— Written problem —
Look through the data below. Collect every line where the word "depuis" occurs.

____ Data shown

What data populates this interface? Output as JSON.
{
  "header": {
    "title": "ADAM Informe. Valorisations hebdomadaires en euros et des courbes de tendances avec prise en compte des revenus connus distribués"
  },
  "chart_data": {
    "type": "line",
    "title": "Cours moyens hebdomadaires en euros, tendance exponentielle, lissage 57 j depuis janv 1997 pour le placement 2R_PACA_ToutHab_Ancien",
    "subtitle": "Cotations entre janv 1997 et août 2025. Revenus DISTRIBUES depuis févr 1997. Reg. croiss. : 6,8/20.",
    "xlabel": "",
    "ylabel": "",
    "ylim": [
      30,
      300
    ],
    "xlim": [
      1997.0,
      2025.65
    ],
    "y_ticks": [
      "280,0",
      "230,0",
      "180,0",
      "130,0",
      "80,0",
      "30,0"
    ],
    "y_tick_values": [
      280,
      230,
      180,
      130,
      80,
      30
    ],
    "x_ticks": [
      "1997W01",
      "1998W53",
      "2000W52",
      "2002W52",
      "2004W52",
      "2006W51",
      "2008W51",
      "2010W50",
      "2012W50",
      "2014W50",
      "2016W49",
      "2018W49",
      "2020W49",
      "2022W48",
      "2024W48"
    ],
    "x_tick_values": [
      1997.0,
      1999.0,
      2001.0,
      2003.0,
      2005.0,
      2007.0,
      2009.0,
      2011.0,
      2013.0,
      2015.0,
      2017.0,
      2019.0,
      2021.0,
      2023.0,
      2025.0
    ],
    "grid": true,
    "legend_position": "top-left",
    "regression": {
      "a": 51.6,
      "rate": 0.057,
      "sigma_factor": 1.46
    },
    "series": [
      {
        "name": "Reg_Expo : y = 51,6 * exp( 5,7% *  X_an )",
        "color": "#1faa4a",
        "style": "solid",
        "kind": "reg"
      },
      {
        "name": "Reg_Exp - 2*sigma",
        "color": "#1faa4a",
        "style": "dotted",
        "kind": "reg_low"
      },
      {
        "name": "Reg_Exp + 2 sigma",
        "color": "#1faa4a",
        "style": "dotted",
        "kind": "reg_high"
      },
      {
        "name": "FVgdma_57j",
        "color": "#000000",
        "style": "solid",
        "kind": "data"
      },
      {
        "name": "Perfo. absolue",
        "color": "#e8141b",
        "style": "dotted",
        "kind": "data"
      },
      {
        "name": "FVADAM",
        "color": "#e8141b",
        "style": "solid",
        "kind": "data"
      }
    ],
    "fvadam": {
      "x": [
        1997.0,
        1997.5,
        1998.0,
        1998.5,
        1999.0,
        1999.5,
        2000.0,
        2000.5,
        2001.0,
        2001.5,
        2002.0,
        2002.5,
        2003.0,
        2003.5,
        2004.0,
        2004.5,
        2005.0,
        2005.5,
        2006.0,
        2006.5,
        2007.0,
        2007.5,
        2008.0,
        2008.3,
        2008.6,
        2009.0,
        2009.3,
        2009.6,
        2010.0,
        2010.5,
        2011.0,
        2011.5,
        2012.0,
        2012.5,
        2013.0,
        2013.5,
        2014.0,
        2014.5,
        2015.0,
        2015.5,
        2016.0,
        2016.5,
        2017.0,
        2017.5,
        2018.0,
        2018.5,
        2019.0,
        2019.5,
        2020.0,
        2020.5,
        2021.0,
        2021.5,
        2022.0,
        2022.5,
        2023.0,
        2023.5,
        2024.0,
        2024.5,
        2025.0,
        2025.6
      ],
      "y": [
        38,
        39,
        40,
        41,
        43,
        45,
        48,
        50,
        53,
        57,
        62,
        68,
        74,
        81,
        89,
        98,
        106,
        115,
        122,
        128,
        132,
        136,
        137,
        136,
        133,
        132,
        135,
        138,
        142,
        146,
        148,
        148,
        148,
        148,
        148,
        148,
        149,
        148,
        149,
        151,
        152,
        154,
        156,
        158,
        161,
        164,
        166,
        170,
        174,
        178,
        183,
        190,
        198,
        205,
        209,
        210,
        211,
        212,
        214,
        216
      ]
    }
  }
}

________

— Correct response —
    "title": "Cours moyens hebdomadaires en euros, tendance exponentielle, lissage 57 j depuis janv 1997 pour le placement 2R_PACA_ToutHab_Ancien",
    "subtitle": "Cotations entre janv 1997 et août 2025. Revenus DISTRIBUES depuis févr 1997. Reg. croiss. : 6,8/20.",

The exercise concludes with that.